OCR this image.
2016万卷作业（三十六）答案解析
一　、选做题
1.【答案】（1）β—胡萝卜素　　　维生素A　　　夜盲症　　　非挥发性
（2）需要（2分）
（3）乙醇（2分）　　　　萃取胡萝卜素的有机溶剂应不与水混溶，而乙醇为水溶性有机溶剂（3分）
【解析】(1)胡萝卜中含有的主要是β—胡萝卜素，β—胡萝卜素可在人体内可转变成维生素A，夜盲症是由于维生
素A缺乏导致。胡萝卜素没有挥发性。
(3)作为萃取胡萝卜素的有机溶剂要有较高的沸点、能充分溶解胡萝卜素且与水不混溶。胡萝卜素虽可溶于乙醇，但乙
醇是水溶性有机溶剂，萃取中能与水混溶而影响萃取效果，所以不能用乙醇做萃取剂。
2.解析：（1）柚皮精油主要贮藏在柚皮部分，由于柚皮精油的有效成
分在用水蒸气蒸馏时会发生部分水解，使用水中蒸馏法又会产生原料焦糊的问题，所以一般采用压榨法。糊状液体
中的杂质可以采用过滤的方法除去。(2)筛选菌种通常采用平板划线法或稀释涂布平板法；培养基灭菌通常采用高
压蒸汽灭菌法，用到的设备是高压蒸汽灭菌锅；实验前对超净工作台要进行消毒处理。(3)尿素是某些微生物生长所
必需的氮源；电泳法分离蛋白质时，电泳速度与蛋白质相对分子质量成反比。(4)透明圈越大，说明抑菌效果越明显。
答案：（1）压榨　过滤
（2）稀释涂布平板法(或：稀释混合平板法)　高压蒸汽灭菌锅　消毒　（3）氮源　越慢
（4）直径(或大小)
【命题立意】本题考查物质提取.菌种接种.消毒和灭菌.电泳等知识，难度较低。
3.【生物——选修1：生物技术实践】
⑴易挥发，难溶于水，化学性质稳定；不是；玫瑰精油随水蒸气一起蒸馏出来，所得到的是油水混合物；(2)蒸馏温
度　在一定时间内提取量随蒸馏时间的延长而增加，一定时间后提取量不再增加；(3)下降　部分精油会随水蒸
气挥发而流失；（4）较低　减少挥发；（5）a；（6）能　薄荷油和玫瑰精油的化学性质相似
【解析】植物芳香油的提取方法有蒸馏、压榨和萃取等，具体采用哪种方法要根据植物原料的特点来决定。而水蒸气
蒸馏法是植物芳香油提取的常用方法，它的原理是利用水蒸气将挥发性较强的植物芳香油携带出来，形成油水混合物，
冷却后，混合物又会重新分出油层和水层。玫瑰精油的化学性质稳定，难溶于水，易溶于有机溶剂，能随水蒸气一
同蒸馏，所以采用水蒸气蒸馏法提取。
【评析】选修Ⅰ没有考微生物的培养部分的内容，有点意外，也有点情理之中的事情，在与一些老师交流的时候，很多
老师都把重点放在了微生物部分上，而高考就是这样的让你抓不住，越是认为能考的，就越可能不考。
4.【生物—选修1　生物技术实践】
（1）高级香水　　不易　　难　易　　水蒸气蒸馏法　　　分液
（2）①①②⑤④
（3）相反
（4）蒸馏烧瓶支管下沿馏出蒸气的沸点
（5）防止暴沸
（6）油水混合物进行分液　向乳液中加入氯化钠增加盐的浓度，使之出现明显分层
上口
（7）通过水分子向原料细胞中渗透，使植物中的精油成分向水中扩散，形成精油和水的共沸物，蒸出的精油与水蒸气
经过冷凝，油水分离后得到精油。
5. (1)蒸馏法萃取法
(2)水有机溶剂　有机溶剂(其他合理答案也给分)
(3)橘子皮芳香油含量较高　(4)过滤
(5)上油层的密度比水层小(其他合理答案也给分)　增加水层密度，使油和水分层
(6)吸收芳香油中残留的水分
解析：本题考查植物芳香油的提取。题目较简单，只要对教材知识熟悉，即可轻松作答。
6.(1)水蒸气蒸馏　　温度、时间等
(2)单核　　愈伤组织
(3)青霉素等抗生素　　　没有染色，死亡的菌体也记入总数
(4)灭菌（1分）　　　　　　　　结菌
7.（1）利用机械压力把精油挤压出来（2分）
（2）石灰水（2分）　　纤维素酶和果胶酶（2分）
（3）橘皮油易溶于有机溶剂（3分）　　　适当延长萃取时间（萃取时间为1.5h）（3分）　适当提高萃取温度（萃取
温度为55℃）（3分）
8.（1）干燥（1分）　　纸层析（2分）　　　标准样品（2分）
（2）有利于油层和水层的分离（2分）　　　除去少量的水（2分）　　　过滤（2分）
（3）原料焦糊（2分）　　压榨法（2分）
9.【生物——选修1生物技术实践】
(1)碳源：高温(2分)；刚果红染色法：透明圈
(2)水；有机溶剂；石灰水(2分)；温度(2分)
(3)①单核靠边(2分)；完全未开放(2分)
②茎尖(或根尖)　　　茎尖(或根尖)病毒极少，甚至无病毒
● ● ● ● ● ● ●
- **REQUIRED WORK**
Every entry must be retyped in full, exactly as given.

- **TASK OUTPUT**
OCR this image.
2016万卷作业（三十六）答案解析
一　、选做题
1.【答案】（1）β—胡萝卜素　　　维生素A　　　夜盲症　　　非挥发性
（2）需要（2分）
（3）乙醇（2分）　　　　萃取胡萝卜素的有机溶剂应不与水混溶，而乙醇为水溶性有机溶剂（3分）
【解析】(1)胡萝卜中含有的主要是β—胡萝卜素，β—胡萝卜素可在人体内可转变成维生素A，夜盲症是由于维生
素A缺乏导致。胡萝卜素没有挥发性。
(3)作为萃取胡萝卜素的有机溶剂要有较高的沸点、能充分溶解胡萝卜素且与水不混溶。胡萝卜素虽可溶于乙醇，但乙
醇是水溶性有机溶剂，萃取中能与水混溶而影响萃取效果，所以不能用乙醇做萃取剂。
2.解析：（1）柚皮精油主要贮藏在柚皮部分，由于柚皮精油的有效成
分在用水蒸气蒸馏时会发生部分水解，使用水中蒸馏法又会产生原料焦糊的问题，所以一般采用压榨法。糊状液体
中的杂质可以采用过滤的方法除去。(2)筛选菌种通常采用平板划线法或稀释涂布平板法；培养基灭菌通常采用高
压蒸汽灭菌法，用到的设备是高压蒸汽灭菌锅；实验前对超净工作台要进行消毒处理。(3)尿素是某些微生物生长所
必需的氮源；电泳法分离蛋白质时，电泳速度与蛋白质相对分子质量成反比。(4)透明圈越大，说明抑菌效果越明显。
答案：（1）压榨　过滤
（2）稀释涂布平板法(或：稀释混合平板法)　高压蒸汽灭菌锅　消毒　（3）氮源　越慢
（4）直径(或大小)
【命题立意】本题考查物质提取.菌种接种.消毒和灭菌.电泳等知识，难度较低。
3.【生物——选修1：生物技术实践】
⑴易挥发，难溶于水，化学性质稳定；不是；玫瑰精油随水蒸气一起蒸馏出来，所得到的是油水混合物；(2)蒸馏温
度　在一定时间内提取量随蒸馏时间的延长而增加，一定时间后提取量不再增加；(3)下降　部分精油会随水蒸
气挥发而流失；（4）较低　减少挥发；（5）a；（6）能　薄荷油和玫瑰精油的化学性质相似
【解析】植物芳香油的提取方法有蒸馏、压榨和萃取等，具体采用哪种方法要根据植物原料的特点来决定。而水蒸气
蒸馏法是植物芳香油提取的常用方法，它的原理是利用水蒸气将挥发性较强的植物芳香油携带出来，形成油水混合物，
冷却后，混合物又会重新分出油层和水层。玫瑰精油的化学性质稳定，难溶于水，易溶于有机溶剂，能随水蒸气一
同蒸馏，所以采用水蒸气蒸馏法提取。
【评析】选修Ⅰ没有考微生物的培养部分的内容，有点意外，也有点情理之中的事情，在与一些老师交流的时候，很多
老师都把重点放在了微生物部分上，而高考就是这样的让你抓不住，越是认为能考的，就越可能不考。
4.【生物—选修1　生物技术实践】
（1）高级香水　　不易　　难　易　　水蒸气蒸馏法　　　分液
（2）①①②⑤④
（3）相反
（4）蒸馏烧瓶支管下沿馏出蒸气的沸点
（5）防止暴沸
（6）油水混合物进行分液　向乳液中加入氯化钠增加盐的浓度，使之出现明显分层
上口
（7）通过水分子向原料细胞中渗透，使植物中的精油成分向水中扩散，形成精油和水的共沸物，蒸出的精油与水蒸气
经过冷凝，油水分离后得到精油。
5. (1)蒸馏法萃取法
(2)水有机溶剂　有机溶剂(其他合理答案也给分)
(3)橘子皮芳香油含量较高　(4)过滤
(5)上油层的密度比水层小(其他合理答案也给分)　增加水层密度，使油和水分层
(6)吸收芳香油中残留的水分
解析：本题考查植物芳香油的提取。题目较简单，只要对教材知识熟悉，即可轻松作答。
6.(1)水蒸气蒸馏　　温度、时间等
(2)单核　　愈伤组织
(3)青霉素等抗生素　　　没有染色，死亡的菌体也记入总数
(4)灭菌（1分）　　　　　　　　结菌
7.（1）利用机械压力把精油挤压出来（2分）
（2）石灰水（2分）　　纤维素酶和果胶酶（2分）
（3）橘皮油易溶于有机溶剂（3分）　　　适当延长萃取时间（萃取时间为1.5h）（3分）　适当提高萃取温度（萃取
温度为55℃）（3分）
8.（1）干燥（1分）　　纸层析（2分）　　　标准样品（2分）
（2）有利于油层和水层的分离（2分）　　　除去少量的水（2分）　　　过滤（2分）
（3）原料焦糊（2分）　　压榨法（2分）
9.【生物——选修1生物技术实践】
(1)碳源：高温(2分)；刚果红染色法：透明圈
(2)水；有机溶剂；石灰水(2分)；温度(2分)
(3)①单核靠边(2分)；完全未开放(2分)
②茎尖(或根尖)　　　茎尖(或根尖)病毒极少，甚至无病毒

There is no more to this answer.